(GIVEN DATA)
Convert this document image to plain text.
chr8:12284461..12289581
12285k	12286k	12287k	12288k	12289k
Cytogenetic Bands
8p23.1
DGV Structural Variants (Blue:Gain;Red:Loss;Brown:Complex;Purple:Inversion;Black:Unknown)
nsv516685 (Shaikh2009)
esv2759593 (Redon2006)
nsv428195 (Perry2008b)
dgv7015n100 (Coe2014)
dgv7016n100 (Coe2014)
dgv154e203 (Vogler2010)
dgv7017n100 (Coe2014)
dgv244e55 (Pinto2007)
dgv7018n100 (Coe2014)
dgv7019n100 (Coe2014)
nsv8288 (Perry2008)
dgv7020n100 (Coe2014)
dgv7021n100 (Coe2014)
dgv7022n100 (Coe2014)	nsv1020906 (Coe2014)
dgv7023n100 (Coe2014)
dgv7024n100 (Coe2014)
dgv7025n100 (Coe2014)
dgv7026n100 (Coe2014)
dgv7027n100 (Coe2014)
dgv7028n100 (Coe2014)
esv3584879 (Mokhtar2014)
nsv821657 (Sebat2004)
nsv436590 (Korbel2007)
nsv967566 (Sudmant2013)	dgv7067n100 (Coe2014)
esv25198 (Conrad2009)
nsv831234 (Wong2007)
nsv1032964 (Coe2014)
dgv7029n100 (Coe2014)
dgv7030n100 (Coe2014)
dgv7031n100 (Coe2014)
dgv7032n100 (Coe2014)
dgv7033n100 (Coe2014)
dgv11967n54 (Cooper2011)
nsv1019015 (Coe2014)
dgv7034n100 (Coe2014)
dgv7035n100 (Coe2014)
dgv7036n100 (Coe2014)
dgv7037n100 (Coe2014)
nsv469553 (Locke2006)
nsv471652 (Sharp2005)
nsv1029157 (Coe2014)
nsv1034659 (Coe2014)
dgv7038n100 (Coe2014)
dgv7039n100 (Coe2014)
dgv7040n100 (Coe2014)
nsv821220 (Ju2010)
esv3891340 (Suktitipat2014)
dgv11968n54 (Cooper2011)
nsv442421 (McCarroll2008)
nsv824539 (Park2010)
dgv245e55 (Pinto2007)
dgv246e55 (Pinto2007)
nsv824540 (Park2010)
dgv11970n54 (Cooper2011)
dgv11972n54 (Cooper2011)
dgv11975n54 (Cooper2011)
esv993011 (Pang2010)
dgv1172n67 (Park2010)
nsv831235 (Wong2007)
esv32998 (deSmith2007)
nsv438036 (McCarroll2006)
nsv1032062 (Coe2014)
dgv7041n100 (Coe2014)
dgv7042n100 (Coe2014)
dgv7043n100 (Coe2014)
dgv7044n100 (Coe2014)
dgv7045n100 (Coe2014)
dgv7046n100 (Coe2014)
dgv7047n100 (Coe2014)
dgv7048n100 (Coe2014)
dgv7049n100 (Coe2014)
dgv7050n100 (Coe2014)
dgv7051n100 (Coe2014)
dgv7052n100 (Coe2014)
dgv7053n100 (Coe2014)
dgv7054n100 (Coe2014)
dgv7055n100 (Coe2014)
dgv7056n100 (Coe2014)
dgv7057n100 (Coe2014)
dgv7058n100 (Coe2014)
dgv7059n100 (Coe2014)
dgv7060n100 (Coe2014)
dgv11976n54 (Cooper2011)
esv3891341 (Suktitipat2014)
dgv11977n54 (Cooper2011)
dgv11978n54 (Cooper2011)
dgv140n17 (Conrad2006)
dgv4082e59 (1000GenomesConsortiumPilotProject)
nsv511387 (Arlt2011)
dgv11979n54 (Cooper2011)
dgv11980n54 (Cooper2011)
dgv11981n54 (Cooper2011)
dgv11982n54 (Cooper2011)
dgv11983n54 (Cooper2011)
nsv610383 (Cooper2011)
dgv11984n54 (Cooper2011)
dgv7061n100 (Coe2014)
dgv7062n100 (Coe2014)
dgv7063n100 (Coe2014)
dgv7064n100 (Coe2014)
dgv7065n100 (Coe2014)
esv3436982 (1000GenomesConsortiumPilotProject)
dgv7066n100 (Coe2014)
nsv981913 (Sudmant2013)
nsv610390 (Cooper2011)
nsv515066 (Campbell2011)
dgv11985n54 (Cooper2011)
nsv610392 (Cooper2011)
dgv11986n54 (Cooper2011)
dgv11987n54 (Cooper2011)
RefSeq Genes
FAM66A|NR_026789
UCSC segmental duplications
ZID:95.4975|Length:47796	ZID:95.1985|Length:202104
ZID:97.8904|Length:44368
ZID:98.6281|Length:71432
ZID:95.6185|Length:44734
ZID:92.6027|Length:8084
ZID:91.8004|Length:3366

(ACTION ITEM)
Would you return the entries exactly as they stand?

(REPLY)
Convert this document image to plain text.
chr8:12284461..12289581
12285k	12286k	12287k	12288k	12289k
Cytogenetic Bands
8p23.1
DGV Structural Variants (Blue:Gain;Red:Loss;Brown:Complex;Purple:Inversion;Black:Unknown)
nsv516685 (Shaikh2009)
esv2759593 (Redon2006)
nsv428195 (Perry2008b)
dgv7015n100 (Coe2014)
dgv7016n100 (Coe2014)
dgv154e203 (Vogler2010)
dgv7017n100 (Coe2014)
dgv244e55 (Pinto2007)
dgv7018n100 (Coe2014)
dgv7019n100 (Coe2014)
nsv8288 (Perry2008)
dgv7020n100 (Coe2014)
dgv7021n100 (Coe2014)
dgv7022n100 (Coe2014)	nsv1020906 (Coe2014)
dgv7023n100 (Coe2014)
dgv7024n100 (Coe2014)
dgv7025n100 (Coe2014)
dgv7026n100 (Coe2014)
dgv7027n100 (Coe2014)
dgv7028n100 (Coe2014)
esv3584879 (Mokhtar2014)
nsv821657 (Sebat2004)
nsv436590 (Korbel2007)
nsv967566 (Sudmant2013)	dgv7067n100 (Coe2014)
esv25198 (Conrad2009)
nsv831234 (Wong2007)
nsv1032964 (Coe2014)
dgv7029n100 (Coe2014)
dgv7030n100 (Coe2014)
dgv7031n100 (Coe2014)
dgv7032n100 (Coe2014)
dgv7033n100 (Coe2014)
dgv11967n54 (Cooper2011)
nsv1019015 (Coe2014)
dgv7034n100 (Coe2014)
dgv7035n100 (Coe2014)
dgv7036n100 (Coe2014)
dgv7037n100 (Coe2014)
nsv469553 (Locke2006)
nsv471652 (Sharp2005)
nsv1029157 (Coe2014)
nsv1034659 (Coe2014)
dgv7038n100 (Coe2014)
dgv7039n100 (Coe2014)
dgv7040n100 (Coe2014)
nsv821220 (Ju2010)
esv3891340 (Suktitipat2014)
dgv11968n54 (Cooper2011)
nsv442421 (McCarroll2008)
nsv824539 (Park2010)
dgv245e55 (Pinto2007)
dgv246e55 (Pinto2007)
nsv824540 (Park2010)
dgv11970n54 (Cooper2011)
dgv11972n54 (Cooper2011)
dgv11975n54 (Cooper2011)
esv993011 (Pang2010)
dgv1172n67 (Park2010)
nsv831235 (Wong2007)
esv32998 (deSmith2007)
nsv438036 (McCarroll2006)
nsv1032062 (Coe2014)
dgv7041n100 (Coe2014)
dgv7042n100 (Coe2014)
dgv7043n100 (Coe2014)
dgv7044n100 (Coe2014)
dgv7045n100 (Coe2014)
dgv7046n100 (Coe2014)
dgv7047n100 (Coe2014)
dgv7048n100 (Coe2014)
dgv7049n100 (Coe2014)
dgv7050n100 (Coe2014)
dgv7051n100 (Coe2014)
dgv7052n100 (Coe2014)
dgv7053n100 (Coe2014)
dgv7054n100 (Coe2014)
dgv7055n100 (Coe2014)
dgv7056n100 (Coe2014)
dgv7057n100 (Coe2014)
dgv7058n100 (Coe2014)
dgv7059n100 (Coe2014)
dgv7060n100 (Coe2014)
dgv11976n54 (Cooper2011)
esv3891341 (Suktitipat2014)
dgv11977n54 (Cooper2011)
dgv11978n54 (Cooper2011)
dgv140n17 (Conrad2006)
dgv4082e59 (1000GenomesConsortiumPilotProject)
nsv511387 (Arlt2011)
dgv11979n54 (Cooper2011)
dgv11980n54 (Cooper2011)
dgv11981n54 (Cooper2011)
dgv11982n54 (Cooper2011)
dgv11983n54 (Cooper2011)
nsv610383 (Cooper2011)
dgv11984n54 (Cooper2011)
dgv7061n100 (Coe2014)
dgv7062n100 (Coe2014)
dgv7063n100 (Coe2014)
dgv7064n100 (Coe2014)
dgv7065n100 (Coe2014)
esv3436982 (1000GenomesConsortiumPilotProject)
dgv7066n100 (Coe2014)
nsv981913 (Sudmant2013)
nsv610390 (Cooper2011)
nsv515066 (Campbell2011)
dgv11985n54 (Cooper2011)
nsv610392 (Cooper2011)
dgv11986n54 (Cooper2011)
dgv11987n54 (Cooper2011)
RefSeq Genes
FAM66A|NR_026789
UCSC segmental duplications
ZID:95.4975|Length:47796	ZID:95.1985|Length:202104
ZID:97.8904|Length:44368
ZID:98.6281|Length:71432
ZID:95.6185|Length:44734
ZID:92.6027|Length:8084
ZID:91.8004|Length:3366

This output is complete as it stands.